→ Provided text:
== Segment start ==

These aren't just aliases - they're fundamental workflow changes. When you `cat` a code file, you get syntax highlighting automatically. When you `ls` a directory, you see file types at a glance. When you check disk usage, you get immediate visual understanding instead of scanning numbers.
Development Environment
Your nvim setup is LazyVim with minimal customizations. It auto-detects light/dark mode and switches themes accordingly. Zen mode integration means it goes completely minimal when you're in focus mode. The statusline is stripped down to essentials only.
Sketchybar replaces the default macOS menu bar with custom widgets. It shows git status for your current directory, battery percentage, and tracks how much you're using Claude API. Everything matches your minimal aesthetic - no flashy colors or animations.
The AI Integration Layer
Throughout your system, AI provides contextual assistance without being intrusive. The startup script uses your CIPHER persona to give daily insights. Email processing removes spam and categorizes everything intelligently. Git commits get smart suggestions based on your actual changes.
The key is that AI enhances your workflow without taking over. It filters noise, suggests actions, and provides context - but you're always in control. When the LLM is unavailable, everything falls back to sensible defaults.
File and Process Management
Yazi handles file management in the terminal with vim-like navigation but no distracting colors. Everything is about content and structure, not visual candy. Btop monitors system processes with transparency effects that integrate with your desktop.

== Segment end ==

→ Aim of the task:
Please transcribe the text on the computer setup word for word, from "Sketchybar replaces the" to "colors or animations.".

→ Information:
== Segment start ==

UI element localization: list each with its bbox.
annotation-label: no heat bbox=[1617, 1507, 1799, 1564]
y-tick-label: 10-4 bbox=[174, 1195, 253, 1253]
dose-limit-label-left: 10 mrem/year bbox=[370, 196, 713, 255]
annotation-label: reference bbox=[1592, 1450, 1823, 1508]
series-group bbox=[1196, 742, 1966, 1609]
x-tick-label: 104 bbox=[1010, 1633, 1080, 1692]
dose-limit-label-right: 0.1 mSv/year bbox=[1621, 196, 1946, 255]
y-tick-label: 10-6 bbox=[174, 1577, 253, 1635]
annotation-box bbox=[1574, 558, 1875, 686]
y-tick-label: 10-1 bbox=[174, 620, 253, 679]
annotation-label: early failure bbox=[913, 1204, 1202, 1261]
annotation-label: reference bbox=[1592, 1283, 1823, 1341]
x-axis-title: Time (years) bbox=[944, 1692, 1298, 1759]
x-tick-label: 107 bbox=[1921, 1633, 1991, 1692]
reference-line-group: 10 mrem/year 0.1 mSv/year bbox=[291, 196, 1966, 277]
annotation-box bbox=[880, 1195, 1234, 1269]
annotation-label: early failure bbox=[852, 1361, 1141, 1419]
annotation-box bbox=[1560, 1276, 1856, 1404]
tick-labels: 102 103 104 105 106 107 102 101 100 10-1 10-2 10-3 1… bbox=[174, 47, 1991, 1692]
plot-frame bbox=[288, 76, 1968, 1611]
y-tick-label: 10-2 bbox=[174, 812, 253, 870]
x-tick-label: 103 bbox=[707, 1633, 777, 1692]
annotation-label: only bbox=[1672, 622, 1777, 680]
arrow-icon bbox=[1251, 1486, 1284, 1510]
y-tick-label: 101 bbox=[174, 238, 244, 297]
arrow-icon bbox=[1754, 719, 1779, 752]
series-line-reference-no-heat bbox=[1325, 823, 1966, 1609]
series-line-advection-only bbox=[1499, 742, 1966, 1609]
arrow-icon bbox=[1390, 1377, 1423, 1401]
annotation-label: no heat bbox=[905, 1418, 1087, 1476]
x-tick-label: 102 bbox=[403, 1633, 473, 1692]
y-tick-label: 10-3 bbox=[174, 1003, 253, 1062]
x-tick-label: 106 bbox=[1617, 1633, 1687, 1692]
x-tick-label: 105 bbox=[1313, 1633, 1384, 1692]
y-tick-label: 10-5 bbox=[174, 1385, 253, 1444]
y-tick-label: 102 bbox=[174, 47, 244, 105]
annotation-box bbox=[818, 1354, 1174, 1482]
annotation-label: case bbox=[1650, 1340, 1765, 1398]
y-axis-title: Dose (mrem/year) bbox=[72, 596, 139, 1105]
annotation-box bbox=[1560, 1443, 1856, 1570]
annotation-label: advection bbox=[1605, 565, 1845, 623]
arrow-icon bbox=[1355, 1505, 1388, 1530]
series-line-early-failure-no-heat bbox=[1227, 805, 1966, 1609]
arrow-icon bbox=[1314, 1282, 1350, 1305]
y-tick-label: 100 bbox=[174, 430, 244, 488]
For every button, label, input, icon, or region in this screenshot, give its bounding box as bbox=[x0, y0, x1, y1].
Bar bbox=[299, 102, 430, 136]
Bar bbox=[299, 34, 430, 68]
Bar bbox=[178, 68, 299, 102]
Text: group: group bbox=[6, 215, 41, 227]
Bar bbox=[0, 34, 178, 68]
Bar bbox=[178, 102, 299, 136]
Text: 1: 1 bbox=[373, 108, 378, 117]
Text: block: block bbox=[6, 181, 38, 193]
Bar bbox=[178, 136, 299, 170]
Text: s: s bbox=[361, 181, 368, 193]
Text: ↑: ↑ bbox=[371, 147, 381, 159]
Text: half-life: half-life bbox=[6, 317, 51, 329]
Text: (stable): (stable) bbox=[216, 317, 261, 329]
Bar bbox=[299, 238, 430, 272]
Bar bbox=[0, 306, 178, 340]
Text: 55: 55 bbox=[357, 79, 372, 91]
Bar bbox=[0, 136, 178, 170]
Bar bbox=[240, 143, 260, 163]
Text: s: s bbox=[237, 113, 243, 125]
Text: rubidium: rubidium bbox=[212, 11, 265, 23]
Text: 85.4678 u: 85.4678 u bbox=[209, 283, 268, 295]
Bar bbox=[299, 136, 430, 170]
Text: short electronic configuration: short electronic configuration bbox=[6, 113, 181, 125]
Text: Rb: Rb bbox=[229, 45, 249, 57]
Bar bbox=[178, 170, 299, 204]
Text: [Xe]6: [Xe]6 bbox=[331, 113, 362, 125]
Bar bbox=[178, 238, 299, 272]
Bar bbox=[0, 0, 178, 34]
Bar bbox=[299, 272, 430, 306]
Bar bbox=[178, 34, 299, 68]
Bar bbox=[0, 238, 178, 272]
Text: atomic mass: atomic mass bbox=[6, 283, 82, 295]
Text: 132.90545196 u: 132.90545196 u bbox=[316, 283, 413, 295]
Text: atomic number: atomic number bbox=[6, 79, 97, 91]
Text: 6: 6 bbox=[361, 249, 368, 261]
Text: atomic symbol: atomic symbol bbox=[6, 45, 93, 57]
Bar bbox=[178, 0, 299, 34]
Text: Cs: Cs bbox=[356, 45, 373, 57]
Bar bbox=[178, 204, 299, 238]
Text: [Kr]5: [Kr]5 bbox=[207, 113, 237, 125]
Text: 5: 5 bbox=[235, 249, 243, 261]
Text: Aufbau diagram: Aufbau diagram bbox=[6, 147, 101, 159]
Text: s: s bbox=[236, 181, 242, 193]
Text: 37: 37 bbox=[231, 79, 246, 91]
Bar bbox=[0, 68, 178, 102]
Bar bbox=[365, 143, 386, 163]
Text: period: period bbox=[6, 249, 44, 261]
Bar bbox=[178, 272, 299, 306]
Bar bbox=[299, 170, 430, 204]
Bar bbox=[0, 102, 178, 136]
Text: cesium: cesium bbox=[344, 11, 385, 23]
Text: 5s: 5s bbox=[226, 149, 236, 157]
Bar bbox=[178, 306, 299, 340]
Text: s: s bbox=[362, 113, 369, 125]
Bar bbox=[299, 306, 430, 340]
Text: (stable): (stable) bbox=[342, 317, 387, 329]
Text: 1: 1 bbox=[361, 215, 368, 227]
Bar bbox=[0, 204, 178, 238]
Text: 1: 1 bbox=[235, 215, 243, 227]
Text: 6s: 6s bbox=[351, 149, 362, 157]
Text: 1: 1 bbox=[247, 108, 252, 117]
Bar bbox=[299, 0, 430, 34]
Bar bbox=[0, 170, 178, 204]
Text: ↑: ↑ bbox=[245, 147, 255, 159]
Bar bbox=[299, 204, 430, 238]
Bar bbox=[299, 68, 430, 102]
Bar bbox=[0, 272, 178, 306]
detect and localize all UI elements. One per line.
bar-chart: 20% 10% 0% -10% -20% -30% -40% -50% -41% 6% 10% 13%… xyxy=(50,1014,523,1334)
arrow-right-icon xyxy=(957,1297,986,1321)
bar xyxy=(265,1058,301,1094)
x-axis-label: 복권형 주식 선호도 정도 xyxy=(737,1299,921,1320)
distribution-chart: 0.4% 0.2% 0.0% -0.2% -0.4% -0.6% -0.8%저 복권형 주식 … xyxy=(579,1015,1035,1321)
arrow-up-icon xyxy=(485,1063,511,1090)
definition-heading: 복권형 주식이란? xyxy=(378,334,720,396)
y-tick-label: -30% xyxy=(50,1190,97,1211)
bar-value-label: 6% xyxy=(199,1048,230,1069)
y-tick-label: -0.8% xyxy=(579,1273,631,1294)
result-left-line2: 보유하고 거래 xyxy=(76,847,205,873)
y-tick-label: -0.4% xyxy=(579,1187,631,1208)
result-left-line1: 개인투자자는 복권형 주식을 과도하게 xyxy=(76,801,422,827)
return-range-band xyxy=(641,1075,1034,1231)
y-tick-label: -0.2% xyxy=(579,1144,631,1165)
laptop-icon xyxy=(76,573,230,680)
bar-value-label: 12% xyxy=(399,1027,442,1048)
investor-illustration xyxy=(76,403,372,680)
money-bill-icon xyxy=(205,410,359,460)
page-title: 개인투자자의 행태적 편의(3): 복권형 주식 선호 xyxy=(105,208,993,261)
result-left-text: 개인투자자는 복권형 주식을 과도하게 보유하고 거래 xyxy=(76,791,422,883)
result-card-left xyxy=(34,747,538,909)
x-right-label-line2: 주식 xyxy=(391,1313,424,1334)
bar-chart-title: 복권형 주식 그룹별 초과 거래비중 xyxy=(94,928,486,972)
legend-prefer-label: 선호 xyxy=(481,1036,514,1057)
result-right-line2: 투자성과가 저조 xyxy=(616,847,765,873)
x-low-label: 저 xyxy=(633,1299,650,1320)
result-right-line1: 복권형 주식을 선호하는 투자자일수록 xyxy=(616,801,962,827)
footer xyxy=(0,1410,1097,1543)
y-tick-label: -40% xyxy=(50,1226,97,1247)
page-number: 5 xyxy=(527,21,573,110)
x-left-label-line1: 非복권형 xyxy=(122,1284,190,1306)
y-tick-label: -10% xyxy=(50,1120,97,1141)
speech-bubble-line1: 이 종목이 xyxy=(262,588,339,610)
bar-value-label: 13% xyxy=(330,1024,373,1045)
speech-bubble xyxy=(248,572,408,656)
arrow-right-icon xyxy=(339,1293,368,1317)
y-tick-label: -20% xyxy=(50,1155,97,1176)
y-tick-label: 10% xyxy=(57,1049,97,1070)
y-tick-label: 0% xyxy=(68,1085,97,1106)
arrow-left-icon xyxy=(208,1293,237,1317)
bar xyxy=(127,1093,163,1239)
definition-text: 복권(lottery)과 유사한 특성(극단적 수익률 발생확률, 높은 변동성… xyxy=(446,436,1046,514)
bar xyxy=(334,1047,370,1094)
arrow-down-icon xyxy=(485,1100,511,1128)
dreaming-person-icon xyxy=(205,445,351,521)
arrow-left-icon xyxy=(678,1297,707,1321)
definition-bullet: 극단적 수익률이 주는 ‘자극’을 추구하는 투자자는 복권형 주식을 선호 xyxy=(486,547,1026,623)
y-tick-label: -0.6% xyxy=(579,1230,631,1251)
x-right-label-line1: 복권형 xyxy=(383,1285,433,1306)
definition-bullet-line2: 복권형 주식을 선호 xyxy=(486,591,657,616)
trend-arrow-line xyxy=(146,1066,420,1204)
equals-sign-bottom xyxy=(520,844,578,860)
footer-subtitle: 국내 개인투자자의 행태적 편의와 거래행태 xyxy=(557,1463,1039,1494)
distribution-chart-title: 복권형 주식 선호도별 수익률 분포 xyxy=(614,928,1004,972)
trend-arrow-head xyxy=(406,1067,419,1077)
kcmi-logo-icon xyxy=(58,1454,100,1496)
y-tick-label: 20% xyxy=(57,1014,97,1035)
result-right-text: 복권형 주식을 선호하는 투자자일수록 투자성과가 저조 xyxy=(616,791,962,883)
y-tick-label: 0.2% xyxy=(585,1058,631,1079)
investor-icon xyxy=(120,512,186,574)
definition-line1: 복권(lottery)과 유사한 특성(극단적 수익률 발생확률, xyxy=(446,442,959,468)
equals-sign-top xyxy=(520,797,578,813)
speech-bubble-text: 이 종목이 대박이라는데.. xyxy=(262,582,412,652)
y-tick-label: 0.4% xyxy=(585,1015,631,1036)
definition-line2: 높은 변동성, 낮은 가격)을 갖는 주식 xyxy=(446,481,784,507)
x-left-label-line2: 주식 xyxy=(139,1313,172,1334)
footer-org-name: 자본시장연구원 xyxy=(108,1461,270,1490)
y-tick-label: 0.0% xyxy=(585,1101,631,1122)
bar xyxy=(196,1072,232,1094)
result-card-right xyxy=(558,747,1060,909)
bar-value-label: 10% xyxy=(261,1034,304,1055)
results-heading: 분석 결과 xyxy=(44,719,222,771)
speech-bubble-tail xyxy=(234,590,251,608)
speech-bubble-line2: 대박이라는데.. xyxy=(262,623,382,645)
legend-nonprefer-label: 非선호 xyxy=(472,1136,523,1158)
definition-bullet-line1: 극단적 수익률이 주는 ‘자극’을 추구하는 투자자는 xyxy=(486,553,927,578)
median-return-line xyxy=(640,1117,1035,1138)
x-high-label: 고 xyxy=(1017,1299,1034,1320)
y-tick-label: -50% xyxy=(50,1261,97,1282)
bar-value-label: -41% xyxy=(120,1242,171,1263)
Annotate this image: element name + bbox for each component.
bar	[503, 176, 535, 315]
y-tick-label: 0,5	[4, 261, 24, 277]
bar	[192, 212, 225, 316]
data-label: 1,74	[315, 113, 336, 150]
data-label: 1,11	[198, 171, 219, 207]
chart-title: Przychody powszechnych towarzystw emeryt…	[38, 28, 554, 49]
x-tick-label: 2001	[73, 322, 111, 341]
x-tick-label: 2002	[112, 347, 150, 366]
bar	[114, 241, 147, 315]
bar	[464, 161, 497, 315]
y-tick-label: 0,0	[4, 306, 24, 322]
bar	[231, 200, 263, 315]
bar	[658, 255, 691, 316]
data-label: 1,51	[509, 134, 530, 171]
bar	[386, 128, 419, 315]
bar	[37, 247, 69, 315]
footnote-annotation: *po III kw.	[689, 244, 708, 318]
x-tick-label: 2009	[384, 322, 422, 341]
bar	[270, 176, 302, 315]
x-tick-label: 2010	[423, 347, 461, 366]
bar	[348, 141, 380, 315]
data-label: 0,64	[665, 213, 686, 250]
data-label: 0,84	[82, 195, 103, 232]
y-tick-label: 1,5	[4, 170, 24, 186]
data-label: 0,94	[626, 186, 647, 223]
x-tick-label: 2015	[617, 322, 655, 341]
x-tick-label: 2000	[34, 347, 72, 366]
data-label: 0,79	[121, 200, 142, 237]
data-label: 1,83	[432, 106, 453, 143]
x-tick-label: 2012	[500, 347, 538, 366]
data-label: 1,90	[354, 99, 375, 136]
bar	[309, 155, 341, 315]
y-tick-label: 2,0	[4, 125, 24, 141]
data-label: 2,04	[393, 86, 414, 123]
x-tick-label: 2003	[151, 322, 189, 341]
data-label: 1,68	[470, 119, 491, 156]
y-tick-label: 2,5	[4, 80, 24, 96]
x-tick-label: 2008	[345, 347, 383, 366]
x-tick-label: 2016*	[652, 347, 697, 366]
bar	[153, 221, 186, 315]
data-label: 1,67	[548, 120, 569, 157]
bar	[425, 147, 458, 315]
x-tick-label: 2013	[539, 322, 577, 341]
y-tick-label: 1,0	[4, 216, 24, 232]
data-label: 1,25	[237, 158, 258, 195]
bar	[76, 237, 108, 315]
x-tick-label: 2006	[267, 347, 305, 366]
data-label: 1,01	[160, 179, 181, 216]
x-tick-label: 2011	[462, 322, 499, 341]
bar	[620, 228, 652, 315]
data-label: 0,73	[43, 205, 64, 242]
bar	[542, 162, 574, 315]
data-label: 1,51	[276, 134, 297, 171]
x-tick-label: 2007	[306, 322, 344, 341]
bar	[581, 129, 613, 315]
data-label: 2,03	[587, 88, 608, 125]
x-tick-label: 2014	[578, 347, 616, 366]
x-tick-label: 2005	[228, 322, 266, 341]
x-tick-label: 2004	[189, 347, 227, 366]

== Segment end ==

→ Exercise response:
Sketchybar replaces the default macOS menu bar with custom widgets. It shows git status for your current directory, battery percentage, and tracks how much you're using Claude API. Everything matches your minimal aesthetic - no flashy colors or animations.